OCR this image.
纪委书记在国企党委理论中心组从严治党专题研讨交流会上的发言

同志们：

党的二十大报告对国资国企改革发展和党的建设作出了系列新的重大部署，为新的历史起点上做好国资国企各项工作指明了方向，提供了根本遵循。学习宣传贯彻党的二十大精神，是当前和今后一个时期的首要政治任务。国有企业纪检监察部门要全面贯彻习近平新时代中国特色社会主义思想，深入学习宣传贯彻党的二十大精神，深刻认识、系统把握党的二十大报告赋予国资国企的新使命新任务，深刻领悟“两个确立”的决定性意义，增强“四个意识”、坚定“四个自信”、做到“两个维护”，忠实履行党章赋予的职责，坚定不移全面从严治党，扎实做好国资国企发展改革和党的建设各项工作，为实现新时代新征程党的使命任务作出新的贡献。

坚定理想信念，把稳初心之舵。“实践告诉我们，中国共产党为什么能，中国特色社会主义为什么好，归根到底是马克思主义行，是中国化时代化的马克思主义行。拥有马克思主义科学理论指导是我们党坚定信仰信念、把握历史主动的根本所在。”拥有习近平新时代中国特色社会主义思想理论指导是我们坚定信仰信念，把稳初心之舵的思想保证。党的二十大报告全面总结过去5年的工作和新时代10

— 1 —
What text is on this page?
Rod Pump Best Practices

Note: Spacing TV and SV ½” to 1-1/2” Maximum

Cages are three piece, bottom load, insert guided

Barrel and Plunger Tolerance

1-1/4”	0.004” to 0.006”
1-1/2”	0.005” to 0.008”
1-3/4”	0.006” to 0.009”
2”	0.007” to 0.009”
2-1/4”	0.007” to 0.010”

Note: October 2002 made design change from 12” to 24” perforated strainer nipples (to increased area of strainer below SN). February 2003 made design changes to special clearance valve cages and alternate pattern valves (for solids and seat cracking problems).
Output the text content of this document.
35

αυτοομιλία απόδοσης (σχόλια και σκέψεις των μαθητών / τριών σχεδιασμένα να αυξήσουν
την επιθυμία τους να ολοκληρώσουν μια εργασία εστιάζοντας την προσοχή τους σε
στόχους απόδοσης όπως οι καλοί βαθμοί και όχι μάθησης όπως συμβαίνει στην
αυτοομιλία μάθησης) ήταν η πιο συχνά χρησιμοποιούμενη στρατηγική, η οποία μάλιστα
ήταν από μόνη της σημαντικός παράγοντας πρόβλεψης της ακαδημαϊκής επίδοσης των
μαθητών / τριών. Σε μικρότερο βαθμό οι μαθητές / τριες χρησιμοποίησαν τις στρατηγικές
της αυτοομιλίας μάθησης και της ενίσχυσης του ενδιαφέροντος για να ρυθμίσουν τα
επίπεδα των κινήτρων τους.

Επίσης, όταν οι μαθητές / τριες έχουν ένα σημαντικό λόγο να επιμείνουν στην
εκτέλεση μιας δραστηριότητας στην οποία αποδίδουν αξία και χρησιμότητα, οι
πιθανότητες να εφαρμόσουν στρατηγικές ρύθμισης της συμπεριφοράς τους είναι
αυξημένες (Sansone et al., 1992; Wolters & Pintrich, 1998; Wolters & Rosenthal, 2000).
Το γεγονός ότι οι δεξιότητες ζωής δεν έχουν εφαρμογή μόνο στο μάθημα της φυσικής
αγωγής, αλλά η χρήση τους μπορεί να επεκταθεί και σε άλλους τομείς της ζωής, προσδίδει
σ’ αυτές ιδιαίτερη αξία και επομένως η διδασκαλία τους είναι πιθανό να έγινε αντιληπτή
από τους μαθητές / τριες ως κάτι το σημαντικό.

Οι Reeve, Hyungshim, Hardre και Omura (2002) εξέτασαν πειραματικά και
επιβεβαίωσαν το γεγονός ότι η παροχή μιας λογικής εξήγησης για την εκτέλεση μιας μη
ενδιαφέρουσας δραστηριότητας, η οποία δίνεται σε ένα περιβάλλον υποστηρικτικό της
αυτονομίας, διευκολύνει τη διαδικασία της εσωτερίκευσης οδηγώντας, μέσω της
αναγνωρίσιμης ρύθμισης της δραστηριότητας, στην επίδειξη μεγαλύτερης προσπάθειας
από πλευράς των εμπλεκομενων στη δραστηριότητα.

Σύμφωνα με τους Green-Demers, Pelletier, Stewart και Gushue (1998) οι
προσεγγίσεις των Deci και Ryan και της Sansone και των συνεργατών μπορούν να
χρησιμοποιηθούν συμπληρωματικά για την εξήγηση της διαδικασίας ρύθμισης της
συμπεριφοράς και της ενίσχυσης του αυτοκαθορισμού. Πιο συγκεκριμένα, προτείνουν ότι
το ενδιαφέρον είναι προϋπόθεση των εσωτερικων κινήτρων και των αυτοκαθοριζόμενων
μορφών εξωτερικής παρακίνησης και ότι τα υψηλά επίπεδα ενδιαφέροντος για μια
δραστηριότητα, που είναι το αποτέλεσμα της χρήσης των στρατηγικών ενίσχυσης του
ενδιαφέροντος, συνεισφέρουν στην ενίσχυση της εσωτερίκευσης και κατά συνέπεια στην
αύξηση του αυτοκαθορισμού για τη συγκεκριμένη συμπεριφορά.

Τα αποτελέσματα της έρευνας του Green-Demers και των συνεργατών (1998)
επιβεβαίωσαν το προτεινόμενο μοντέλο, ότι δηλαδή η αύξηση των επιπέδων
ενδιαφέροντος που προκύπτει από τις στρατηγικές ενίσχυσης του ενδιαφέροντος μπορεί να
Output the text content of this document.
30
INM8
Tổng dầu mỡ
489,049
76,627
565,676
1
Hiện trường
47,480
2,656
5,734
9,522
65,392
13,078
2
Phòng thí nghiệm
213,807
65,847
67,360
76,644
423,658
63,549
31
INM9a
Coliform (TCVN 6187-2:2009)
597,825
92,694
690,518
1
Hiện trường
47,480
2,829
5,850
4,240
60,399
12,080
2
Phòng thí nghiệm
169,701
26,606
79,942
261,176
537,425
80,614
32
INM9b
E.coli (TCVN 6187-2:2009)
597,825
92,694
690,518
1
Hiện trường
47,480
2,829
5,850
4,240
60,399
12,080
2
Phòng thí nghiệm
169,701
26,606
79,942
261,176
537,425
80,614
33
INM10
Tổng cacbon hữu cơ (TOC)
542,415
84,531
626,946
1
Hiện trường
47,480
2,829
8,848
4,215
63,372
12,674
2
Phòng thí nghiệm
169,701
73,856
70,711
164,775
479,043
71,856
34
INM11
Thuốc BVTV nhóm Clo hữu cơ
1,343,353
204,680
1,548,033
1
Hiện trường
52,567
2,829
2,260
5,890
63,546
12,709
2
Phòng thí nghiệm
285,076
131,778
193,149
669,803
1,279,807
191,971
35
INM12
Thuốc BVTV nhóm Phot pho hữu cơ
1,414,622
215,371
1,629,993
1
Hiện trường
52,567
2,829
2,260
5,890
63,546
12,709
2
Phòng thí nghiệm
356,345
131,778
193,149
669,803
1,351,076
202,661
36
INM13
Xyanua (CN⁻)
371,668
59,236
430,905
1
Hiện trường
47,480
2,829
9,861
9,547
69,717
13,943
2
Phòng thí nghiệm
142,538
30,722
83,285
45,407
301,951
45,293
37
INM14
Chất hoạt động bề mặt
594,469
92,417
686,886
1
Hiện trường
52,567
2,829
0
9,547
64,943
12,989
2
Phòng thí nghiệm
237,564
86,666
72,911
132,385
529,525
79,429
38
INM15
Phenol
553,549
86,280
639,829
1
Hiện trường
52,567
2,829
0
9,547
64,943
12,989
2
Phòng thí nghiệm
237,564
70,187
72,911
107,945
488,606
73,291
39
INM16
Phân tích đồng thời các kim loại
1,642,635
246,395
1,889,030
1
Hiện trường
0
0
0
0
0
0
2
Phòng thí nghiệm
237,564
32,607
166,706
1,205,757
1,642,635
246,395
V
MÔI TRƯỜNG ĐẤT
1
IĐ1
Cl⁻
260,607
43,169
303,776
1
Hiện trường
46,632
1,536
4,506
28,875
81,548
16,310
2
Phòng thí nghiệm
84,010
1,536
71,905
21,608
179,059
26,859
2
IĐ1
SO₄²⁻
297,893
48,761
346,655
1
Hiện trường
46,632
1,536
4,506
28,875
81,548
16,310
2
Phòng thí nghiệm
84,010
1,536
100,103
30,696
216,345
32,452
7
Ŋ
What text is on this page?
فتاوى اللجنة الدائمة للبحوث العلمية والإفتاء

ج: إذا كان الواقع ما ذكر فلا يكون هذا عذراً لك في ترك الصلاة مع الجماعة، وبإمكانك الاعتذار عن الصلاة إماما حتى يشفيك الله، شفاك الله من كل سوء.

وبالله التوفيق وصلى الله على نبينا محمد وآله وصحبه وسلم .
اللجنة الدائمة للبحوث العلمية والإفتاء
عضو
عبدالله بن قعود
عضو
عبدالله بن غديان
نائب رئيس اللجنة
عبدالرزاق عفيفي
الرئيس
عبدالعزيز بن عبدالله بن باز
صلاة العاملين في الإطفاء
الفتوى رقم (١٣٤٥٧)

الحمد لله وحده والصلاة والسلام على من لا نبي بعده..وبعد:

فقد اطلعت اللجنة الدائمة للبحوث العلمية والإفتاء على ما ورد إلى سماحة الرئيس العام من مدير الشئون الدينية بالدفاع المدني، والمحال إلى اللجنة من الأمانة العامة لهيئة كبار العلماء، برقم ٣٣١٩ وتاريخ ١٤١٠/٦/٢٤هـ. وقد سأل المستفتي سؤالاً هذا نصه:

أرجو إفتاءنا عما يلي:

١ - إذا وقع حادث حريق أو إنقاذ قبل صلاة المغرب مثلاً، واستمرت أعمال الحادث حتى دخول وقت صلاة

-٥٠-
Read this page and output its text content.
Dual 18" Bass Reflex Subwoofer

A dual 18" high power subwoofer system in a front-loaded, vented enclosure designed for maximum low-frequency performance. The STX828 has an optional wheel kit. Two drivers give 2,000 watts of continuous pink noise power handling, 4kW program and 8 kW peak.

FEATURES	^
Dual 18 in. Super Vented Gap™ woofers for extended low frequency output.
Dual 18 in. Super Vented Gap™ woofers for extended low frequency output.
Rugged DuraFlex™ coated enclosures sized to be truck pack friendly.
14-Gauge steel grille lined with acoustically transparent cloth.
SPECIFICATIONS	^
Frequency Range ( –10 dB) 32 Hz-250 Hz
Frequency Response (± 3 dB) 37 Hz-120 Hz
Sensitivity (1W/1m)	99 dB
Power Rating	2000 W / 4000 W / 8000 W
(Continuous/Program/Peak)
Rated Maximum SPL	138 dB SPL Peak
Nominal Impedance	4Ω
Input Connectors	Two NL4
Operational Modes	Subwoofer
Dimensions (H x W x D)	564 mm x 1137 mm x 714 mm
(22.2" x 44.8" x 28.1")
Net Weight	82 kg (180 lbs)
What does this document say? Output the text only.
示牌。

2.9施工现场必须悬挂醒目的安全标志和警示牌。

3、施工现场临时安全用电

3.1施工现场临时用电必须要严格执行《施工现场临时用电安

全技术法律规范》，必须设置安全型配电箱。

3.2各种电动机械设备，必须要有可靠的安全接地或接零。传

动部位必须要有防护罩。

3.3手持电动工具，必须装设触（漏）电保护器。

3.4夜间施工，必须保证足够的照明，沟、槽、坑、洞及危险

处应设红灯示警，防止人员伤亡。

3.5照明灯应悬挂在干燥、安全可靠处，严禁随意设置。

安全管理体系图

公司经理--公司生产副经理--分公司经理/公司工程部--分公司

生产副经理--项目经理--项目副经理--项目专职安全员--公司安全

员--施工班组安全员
═══
● **What you should do**: From the data, list each line in which the string "είναι" appears.

● **The reply**:
πιθανότητες να εφαρμόσουν στρατηγικές ρύθμισης της συμπεριφοράς τους είναι
σ’ αυτές ιδιαίτερη αξία και επομένως η διδασκαλία τους είναι πιθανό να έγινε αντιληπτή
το ενδιαφέρον είναι προϋπόθεση των εσωτερικων κινήτρων και των αυτοκαθοριζόμενων
δραστηριότητα, που είναι το αποτέλεσμα της χρήσης των στρατηγικών ενίσχυσης του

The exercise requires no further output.